:: Aim of the exercise ::
Find each line that has the string "Disperzijska" and give the total, with nothing else.

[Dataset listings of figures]
▬▬▬▬▬▬
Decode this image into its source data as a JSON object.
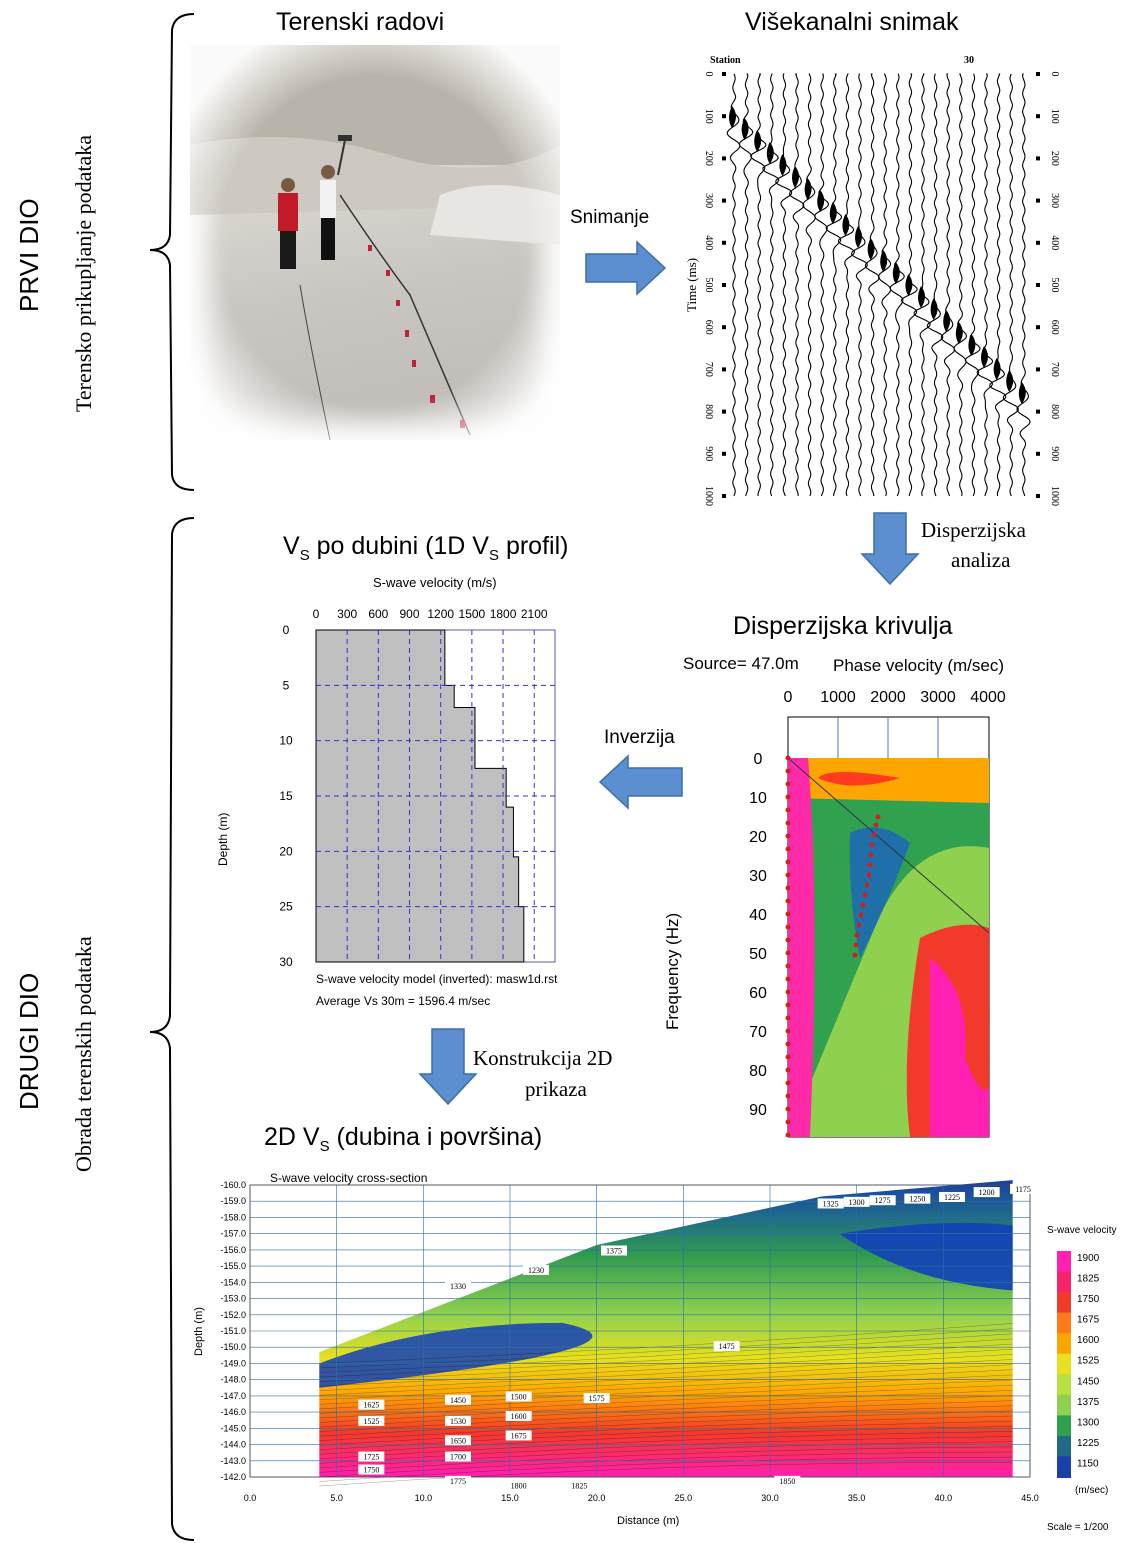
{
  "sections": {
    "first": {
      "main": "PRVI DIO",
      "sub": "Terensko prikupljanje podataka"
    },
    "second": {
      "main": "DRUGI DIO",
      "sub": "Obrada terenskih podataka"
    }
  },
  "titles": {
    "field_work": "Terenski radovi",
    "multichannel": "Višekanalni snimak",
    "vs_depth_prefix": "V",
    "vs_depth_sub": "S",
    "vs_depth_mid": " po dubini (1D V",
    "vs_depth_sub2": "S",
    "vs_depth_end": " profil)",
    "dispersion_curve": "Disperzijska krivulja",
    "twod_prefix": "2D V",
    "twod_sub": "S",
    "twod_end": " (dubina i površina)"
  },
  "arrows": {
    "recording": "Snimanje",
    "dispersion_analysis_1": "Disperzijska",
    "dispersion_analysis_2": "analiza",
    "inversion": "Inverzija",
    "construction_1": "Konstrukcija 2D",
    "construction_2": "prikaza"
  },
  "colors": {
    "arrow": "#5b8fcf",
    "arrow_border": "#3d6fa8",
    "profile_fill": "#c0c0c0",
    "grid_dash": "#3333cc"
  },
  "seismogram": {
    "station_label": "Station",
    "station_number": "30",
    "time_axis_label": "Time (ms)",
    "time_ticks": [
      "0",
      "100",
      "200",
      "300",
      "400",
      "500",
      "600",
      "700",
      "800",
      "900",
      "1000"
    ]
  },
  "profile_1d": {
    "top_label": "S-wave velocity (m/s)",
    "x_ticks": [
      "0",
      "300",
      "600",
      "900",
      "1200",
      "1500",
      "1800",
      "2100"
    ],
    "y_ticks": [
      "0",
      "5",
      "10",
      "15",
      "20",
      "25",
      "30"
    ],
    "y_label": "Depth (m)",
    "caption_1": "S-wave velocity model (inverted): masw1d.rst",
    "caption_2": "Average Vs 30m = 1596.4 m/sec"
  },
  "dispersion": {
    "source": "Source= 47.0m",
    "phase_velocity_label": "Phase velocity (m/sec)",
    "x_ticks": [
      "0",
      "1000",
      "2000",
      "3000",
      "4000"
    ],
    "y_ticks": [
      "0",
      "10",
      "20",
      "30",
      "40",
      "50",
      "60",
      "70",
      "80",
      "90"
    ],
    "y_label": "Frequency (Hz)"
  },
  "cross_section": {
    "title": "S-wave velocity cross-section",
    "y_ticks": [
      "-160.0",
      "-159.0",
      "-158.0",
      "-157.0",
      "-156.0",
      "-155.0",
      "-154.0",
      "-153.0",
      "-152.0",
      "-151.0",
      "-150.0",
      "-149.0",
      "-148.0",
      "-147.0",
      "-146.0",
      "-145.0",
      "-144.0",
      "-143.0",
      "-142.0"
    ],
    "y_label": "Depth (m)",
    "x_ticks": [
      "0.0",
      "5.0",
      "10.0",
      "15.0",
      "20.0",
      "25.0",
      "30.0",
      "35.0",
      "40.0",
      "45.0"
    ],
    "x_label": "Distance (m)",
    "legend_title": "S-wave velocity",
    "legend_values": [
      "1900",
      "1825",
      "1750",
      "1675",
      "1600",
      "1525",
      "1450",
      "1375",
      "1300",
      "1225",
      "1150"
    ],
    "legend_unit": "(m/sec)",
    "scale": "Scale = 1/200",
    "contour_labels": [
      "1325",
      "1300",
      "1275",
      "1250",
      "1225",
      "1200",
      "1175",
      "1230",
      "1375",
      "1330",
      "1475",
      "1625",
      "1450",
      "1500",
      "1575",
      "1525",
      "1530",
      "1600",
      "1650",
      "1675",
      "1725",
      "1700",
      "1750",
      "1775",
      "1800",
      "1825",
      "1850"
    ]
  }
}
▬▬▬▬▬▬
:: Response to the exercise ::
2